▶ [Work instructions]:
Repeat all the records exactly, omitting pictures.
++++ Data excerpts ++++
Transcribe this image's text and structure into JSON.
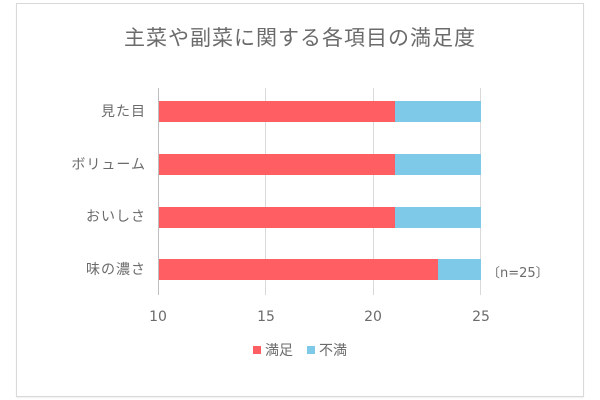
{
  "chart_data": {
    "type": "bar",
    "orientation": "horizontal",
    "stacked": true,
    "title": "主菜や副菜に関する各項目の満足度",
    "categories": [
      "見た目",
      "ボリューム",
      "おいしさ",
      "味の濃さ"
    ],
    "series": [
      {
        "name": "満足",
        "color": "#ff5f63",
        "values": [
          21,
          21,
          21,
          23
        ]
      },
      {
        "name": "不満",
        "color": "#7ec8e8",
        "values": [
          4,
          4,
          4,
          2
        ]
      }
    ],
    "xlabel": "",
    "ylabel": "",
    "xlim": [
      10,
      25
    ],
    "x_ticks": [
      "10",
      "15",
      "20",
      "25"
    ],
    "grid": "vertical",
    "legend_position": "bottom",
    "annotation": "〔n=25〕"
  },
  "labels": {
    "title": "主菜や副菜に関する各項目の満足度",
    "categories": [
      "見た目",
      "ボリューム",
      "おいしさ",
      "味の濃さ"
    ],
    "ticks": [
      "10",
      "15",
      "20",
      "25"
    ],
    "legend_sat": "満足",
    "legend_dis": "不満",
    "annotation": "〔n=25〕"
  }
}
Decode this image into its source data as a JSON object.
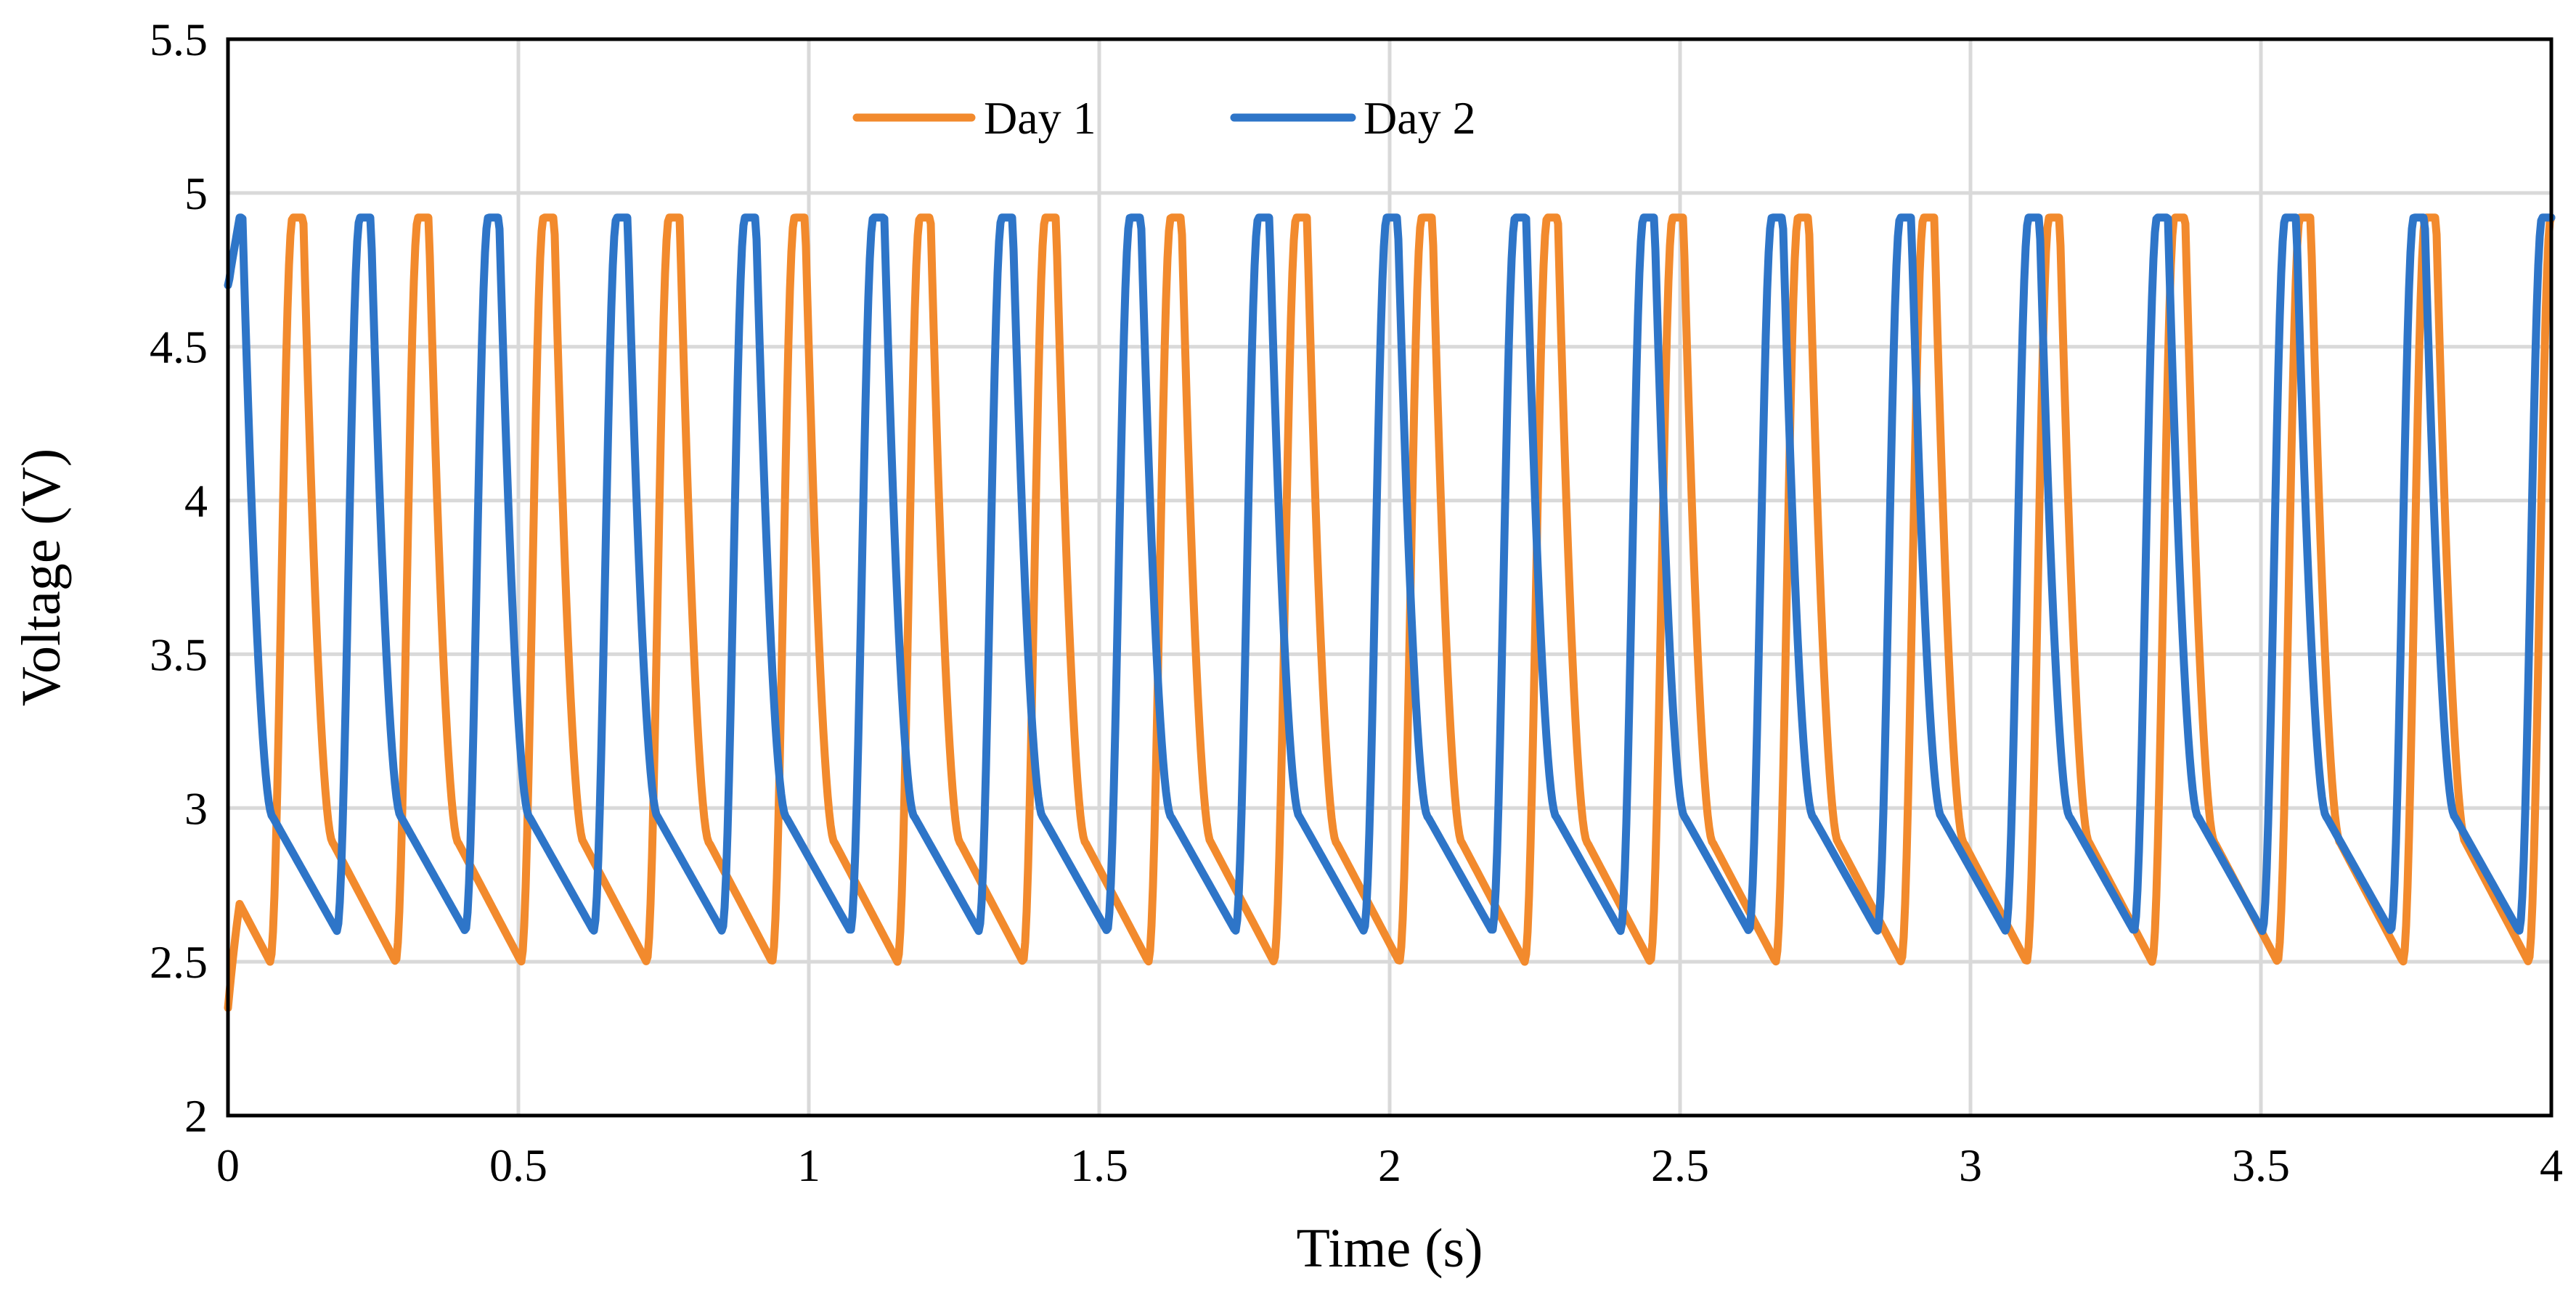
{
  "chart_data": {
    "type": "line",
    "title": "",
    "xlabel": "Time (s)",
    "ylabel": "Voltage (V)",
    "xlim": [
      0,
      4
    ],
    "ylim": [
      2,
      5.5
    ],
    "x_ticks": [
      0,
      0.5,
      1,
      1.5,
      2,
      2.5,
      3,
      3.5,
      4
    ],
    "x_tick_labels": [
      "0",
      "0.5",
      "1",
      "1.5",
      "2",
      "2.5",
      "3",
      "3.5",
      "4"
    ],
    "y_ticks": [
      2,
      2.5,
      3,
      3.5,
      4,
      4.5,
      5,
      5.5
    ],
    "y_tick_labels": [
      "2",
      "2.5",
      "3",
      "3.5",
      "4",
      "4.5",
      "5",
      "5.5"
    ],
    "grid": true,
    "legend_position": "top-center",
    "series": [
      {
        "name": "Day 1",
        "color": "#f28a2d",
        "start_value": 2.35,
        "period_s": 0.216,
        "first_peak_s": 0.12,
        "peak_value": 4.92,
        "trough_value": 2.5
      },
      {
        "name": "Day 2",
        "color": "#2e75c8",
        "start_value": 4.7,
        "period_s": 0.221,
        "first_peak_s": 0.015,
        "peak_value": 4.92,
        "trough_value": 2.6
      }
    ]
  }
}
++++
▶ [Result below]:
Transcribe this image's text and structure into JSON.
{
  "chart_data": {
    "type": "bar",
    "orientation": "horizontal",
    "stacked": true,
    "title": "主菜や副菜に関する各項目の満足度",
    "categories": [
      "見た目",
      "ボリューム",
      "おいしさ",
      "味の濃さ"
    ],
    "series": [
      {
        "name": "満足",
        "color": "#ff5f63",
        "values": [
          21,
          21,
          21,
          23
        ]
      },
      {
        "name": "不満",
        "color": "#7ec8e8",
        "values": [
          4,
          4,
          4,
          2
        ]
      }
    ],
    "xlabel": "",
    "ylabel": "",
    "xlim": [
      10,
      25
    ],
    "x_ticks": [
      "10",
      "15",
      "20",
      "25"
    ],
    "grid": "vertical",
    "legend_position": "bottom",
    "annotation": "〔n=25〕"
  },
  "labels": {
    "title": "主菜や副菜に関する各項目の満足度",
    "categories": [
      "見た目",
      "ボリューム",
      "おいしさ",
      "味の濃さ"
    ],
    "ticks": [
      "10",
      "15",
      "20",
      "25"
    ],
    "legend_sat": "満足",
    "legend_dis": "不満",
    "annotation": "〔n=25〕"
  }
}
Decode this image into its source data as a JSON object.
{
  "chart_data": {
    "type": "line",
    "title": "",
    "xlabel": "Time (s)",
    "ylabel": "Voltage (V)",
    "xlim": [
      0,
      4
    ],
    "ylim": [
      2,
      5.5
    ],
    "x_ticks": [
      0,
      0.5,
      1,
      1.5,
      2,
      2.5,
      3,
      3.5,
      4
    ],
    "x_tick_labels": [
      "0",
      "0.5",
      "1",
      "1.5",
      "2",
      "2.5",
      "3",
      "3.5",
      "4"
    ],
    "y_ticks": [
      2,
      2.5,
      3,
      3.5,
      4,
      4.5,
      5,
      5.5
    ],
    "y_tick_labels": [
      "2",
      "2.5",
      "3",
      "3.5",
      "4",
      "4.5",
      "5",
      "5.5"
    ],
    "grid": true,
    "legend_position": "top-center",
    "series": [
      {
        "name": "Day 1",
        "color": "#f28a2d",
        "start_value": 2.35,
        "period_s": 0.216,
        "first_peak_s": 0.12,
        "peak_value": 4.92,
        "trough_value": 2.5
      },
      {
        "name": "Day 2",
        "color": "#2e75c8",
        "start_value": 4.7,
        "period_s": 0.221,
        "first_peak_s": 0.015,
        "peak_value": 4.92,
        "trough_value": 2.6
      }
    ]
  }
}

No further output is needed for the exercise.